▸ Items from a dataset
----
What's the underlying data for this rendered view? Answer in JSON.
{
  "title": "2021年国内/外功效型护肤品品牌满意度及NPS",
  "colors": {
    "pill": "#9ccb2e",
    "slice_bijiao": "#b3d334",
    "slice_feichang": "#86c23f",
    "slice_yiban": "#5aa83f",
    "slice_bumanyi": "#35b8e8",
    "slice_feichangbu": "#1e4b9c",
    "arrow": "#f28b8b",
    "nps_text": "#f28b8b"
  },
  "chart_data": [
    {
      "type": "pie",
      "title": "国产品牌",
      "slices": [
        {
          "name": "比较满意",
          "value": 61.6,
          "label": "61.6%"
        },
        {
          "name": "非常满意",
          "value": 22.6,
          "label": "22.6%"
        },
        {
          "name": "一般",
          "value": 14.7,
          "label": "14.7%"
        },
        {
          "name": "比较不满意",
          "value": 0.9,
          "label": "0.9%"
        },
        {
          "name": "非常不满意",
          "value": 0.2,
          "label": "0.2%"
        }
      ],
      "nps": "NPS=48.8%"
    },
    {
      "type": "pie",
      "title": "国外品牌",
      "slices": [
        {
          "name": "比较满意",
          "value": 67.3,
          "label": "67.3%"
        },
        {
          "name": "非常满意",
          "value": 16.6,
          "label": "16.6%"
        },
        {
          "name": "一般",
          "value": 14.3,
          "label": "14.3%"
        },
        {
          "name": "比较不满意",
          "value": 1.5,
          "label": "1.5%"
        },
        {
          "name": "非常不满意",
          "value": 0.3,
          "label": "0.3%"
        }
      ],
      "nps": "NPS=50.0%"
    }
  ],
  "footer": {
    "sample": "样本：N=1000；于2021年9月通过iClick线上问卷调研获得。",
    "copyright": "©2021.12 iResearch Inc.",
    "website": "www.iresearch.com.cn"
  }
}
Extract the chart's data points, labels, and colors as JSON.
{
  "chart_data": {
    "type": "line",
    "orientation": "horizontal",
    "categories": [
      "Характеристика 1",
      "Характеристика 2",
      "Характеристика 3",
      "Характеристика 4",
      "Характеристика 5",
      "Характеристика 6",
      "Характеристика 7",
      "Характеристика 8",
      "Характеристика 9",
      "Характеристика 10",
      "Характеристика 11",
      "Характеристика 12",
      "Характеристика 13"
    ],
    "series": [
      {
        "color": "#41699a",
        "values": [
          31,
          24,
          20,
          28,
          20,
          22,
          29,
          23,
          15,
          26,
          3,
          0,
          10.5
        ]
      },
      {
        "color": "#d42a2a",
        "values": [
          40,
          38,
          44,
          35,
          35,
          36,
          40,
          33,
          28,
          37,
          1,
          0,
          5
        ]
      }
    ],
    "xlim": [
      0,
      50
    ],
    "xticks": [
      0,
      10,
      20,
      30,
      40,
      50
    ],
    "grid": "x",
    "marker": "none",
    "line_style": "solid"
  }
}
----
▸ Exercise brief
Output the whole listing above again, word for word.

▸ Answer below
What's the underlying data for this rendered view? Answer in JSON.
{
  "title": "2021年国内/外功效型护肤品品牌满意度及NPS",
  "colors": {
    "pill": "#9ccb2e",
    "slice_bijiao": "#b3d334",
    "slice_feichang": "#86c23f",
    "slice_yiban": "#5aa83f",
    "slice_bumanyi": "#35b8e8",
    "slice_feichangbu": "#1e4b9c",
    "arrow": "#f28b8b",
    "nps_text": "#f28b8b"
  },
  "chart_data": [
    {
      "type": "pie",
      "title": "国产品牌",
      "slices": [
        {
          "name": "比较满意",
          "value": 61.6,
          "label": "61.6%"
        },
        {
          "name": "非常满意",
          "value": 22.6,
          "label": "22.6%"
        },
        {
          "name": "一般",
          "value": 14.7,
          "label": "14.7%"
        },
        {
          "name": "比较不满意",
          "value": 0.9,
          "label": "0.9%"
        },
        {
          "name": "非常不满意",
          "value": 0.2,
          "label": "0.2%"
        }
      ],
      "nps": "NPS=48.8%"
    },
    {
      "type": "pie",
      "title": "国外品牌",
      "slices": [
        {
          "name": "比较满意",
          "value": 67.3,
          "label": "67.3%"
        },
        {
          "name": "非常满意",
          "value": 16.6,
          "label": "16.6%"
        },
        {
          "name": "一般",
          "value": 14.3,
          "label": "14.3%"
        },
        {
          "name": "比较不满意",
          "value": 1.5,
          "label": "1.5%"
        },
        {
          "name": "非常不满意",
          "value": 0.3,
          "label": "0.3%"
        }
      ],
      "nps": "NPS=50.0%"
    }
  ],
  "footer": {
    "sample": "样本：N=1000；于2021年9月通过iClick线上问卷调研获得。",
    "copyright": "©2021.12 iResearch Inc.",
    "website": "www.iresearch.com.cn"
  }
}
Extract the chart's data points, labels, and colors as JSON.
{
  "chart_data": {
    "type": "line",
    "orientation": "horizontal",
    "categories": [
      "Характеристика 1",
      "Характеристика 2",
      "Характеристика 3",
      "Характеристика 4",
      "Характеристика 5",
      "Характеристика 6",
      "Характеристика 7",
      "Характеристика 8",
      "Характеристика 9",
      "Характеристика 10",
      "Характеристика 11",
      "Характеристика 12",
      "Характеристика 13"
    ],
    "series": [
      {
        "color": "#41699a",
        "values": [
          31,
          24,
          20,
          28,
          20,
          22,
          29,
          23,
          15,
          26,
          3,
          0,
          10.5
        ]
      },
      {
        "color": "#d42a2a",
        "values": [
          40,
          38,
          44,
          35,
          35,
          36,
          40,
          33,
          28,
          37,
          1,
          0,
          5
        ]
      }
    ],
    "xlim": [
      0,
      50
    ],
    "xticks": [
      0,
      10,
      20,
      30,
      40,
      50
    ],
    "grid": "x",
    "marker": "none",
    "line_style": "solid"
  }
}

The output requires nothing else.